[PROVIDED TEXT]
---

Thanks, Darin, for relieving me of that potentially messy stuff.
Attachment #209284 - Attachment is obsolete: true
Attachment #216317 - Flags: superreview?(darin)
Attachment #216317 - Flags: review?
Comment on attachment 216317 [details] [diff] [review]
patch updated to the trunk

>Index: netwerk/base/src/nsURLHelperUnix.cpp
...
>     // Escape the path with the directory mask
>-    if (NS_EscapeURL(ePath.get(), ePath.Length(), esc_Directory+esc_Forced, escPath))
>-        escPath.Insert(prefix, 0);
>-    else
>-        escPath.Assign(prefix + ePath);
>+    NS_EscapeURL(NS_ConvertUTF16toUTF8(ePath), 
>+                 esc_Directory+esc_Forced+esc_AlwaysCopy, escPath);
>+    escPath.Insert(prefix, 0);

While the old code path was more complex, it was also a bit more efficient
in the case where nothing needs to be escaped.  I think you should change
this to:

    nsAutoString path;
    rv = aFile->GetPath(path);
    ...
    NS_ConvertUTF16toUTF8 ePath(uPath);
    if (NS_EscapeURL(ePath.get(), ePath.Length(), esc_Directory+esc_Forced, escPath))
        escPath.Insert(prefix, 0);
    else
        escPath.Assign(prefix + ePath);

That way, you avoid one realloc in the case where no escaping was needed.

This same nit applies to all of the files.


>+    else 
>+    // if path is not in UTF-8, assuming it is encoded in the native charset
>+        rv = localFile->InitWithNativePath(path);

Please indent the comment

This same nit applies to all of the files.

---

[WORK REQUIRED] List each distinct escape flag beginning with "esc_" that appears in the code review. Rely only on the code review text.

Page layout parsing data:
---

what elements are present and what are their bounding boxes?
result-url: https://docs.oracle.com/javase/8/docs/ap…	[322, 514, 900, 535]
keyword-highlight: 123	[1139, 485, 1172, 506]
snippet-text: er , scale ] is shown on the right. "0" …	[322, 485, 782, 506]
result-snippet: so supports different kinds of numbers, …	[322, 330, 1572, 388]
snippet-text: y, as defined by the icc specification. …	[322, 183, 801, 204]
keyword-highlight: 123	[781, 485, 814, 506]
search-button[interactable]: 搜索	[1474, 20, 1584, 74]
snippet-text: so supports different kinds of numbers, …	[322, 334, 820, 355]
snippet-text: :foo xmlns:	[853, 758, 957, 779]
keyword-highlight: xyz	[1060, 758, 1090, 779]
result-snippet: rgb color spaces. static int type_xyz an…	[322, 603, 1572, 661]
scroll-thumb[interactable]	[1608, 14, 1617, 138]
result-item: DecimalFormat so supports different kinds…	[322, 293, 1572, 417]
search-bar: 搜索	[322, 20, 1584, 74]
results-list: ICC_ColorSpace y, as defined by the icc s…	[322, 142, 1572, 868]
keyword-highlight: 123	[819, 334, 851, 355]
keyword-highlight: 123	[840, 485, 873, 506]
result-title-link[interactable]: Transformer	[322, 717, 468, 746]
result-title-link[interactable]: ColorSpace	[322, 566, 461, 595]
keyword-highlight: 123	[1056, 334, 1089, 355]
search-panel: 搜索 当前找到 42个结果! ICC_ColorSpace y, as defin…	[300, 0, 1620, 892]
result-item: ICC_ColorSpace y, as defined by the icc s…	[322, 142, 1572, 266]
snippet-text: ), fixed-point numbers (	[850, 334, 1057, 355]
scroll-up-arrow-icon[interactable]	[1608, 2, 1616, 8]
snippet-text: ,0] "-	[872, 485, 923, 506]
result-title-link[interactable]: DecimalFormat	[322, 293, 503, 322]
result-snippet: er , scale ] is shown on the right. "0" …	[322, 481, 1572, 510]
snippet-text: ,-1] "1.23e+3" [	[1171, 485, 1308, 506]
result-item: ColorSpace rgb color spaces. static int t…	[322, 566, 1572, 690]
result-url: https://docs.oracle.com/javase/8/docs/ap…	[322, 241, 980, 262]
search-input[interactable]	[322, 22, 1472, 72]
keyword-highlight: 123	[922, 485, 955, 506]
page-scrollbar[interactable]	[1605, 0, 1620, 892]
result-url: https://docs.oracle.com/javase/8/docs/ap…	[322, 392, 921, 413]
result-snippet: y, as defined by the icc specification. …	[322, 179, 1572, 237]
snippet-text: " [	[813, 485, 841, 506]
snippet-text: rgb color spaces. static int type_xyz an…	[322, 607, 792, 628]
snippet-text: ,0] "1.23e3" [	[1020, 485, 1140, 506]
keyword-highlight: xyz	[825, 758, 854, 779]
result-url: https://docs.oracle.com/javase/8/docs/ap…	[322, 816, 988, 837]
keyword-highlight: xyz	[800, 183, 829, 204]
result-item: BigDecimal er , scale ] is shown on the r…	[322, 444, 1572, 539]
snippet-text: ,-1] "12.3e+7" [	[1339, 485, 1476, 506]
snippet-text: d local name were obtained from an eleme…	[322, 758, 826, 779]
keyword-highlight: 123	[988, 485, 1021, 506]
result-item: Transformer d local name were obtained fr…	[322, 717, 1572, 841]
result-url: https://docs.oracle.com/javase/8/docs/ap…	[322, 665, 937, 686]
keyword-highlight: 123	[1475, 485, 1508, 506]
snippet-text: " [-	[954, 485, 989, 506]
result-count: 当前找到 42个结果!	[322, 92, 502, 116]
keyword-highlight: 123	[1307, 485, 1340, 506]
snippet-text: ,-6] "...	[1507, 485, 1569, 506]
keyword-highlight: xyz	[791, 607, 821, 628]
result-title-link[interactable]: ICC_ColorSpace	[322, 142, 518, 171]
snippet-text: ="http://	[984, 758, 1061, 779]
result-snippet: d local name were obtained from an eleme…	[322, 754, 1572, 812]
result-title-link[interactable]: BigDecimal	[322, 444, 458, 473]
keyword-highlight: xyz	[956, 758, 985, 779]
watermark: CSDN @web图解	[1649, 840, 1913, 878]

---

[ANSWER] esc_Directory, esc_Forced, esc_AlwaysCopy